▸ **EXERCISE REQUIREMENTS**
Quote every line of the data below as it stands, omitting pictures.

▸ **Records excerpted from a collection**

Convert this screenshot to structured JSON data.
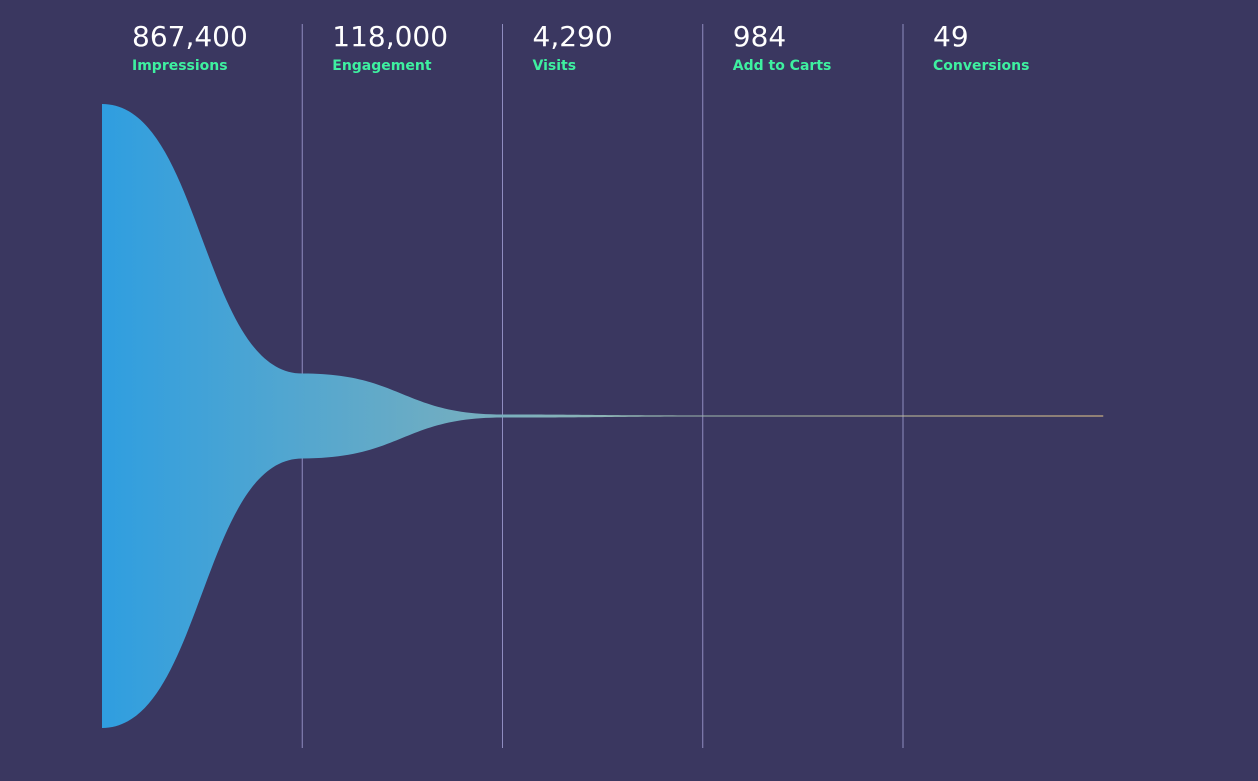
{
  "colors": {
    "background": "#3a3760",
    "gradient_start": "#2f9ee0",
    "gradient_end": "#e8c98a",
    "label": "#3ef0a0",
    "value": "#ffffff",
    "divider": "#8f8cc0"
  },
  "chart_data": {
    "type": "funnel",
    "title": "",
    "stages": [
      {
        "value": 867400,
        "value_label": "867,400",
        "label": "Impressions"
      },
      {
        "value": 118000,
        "value_label": "118,000",
        "label": "Engagement"
      },
      {
        "value": 4290,
        "value_label": "4,290",
        "label": "Visits"
      },
      {
        "value": 984,
        "value_label": "984",
        "label": "Add to Carts"
      },
      {
        "value": 49,
        "value_label": "49",
        "label": "Conversions"
      }
    ]
  }
}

▸ **ANSWER FOR THE TASK**
Convert this screenshot to structured JSON data.
{
  "colors": {
    "background": "#3a3760",
    "gradient_start": "#2f9ee0",
    "gradient_end": "#e8c98a",
    "label": "#3ef0a0",
    "value": "#ffffff",
    "divider": "#8f8cc0"
  },
  "chart_data": {
    "type": "funnel",
    "title": "",
    "stages": [
      {
        "value": 867400,
        "value_label": "867,400",
        "label": "Impressions"
      },
      {
        "value": 118000,
        "value_label": "118,000",
        "label": "Engagement"
      },
      {
        "value": 4290,
        "value_label": "4,290",
        "label": "Visits"
      },
      {
        "value": 984,
        "value_label": "984",
        "label": "Add to Carts"
      },
      {
        "value": 49,
        "value_label": "49",
        "label": "Conversions"
      }
    ]
  }
}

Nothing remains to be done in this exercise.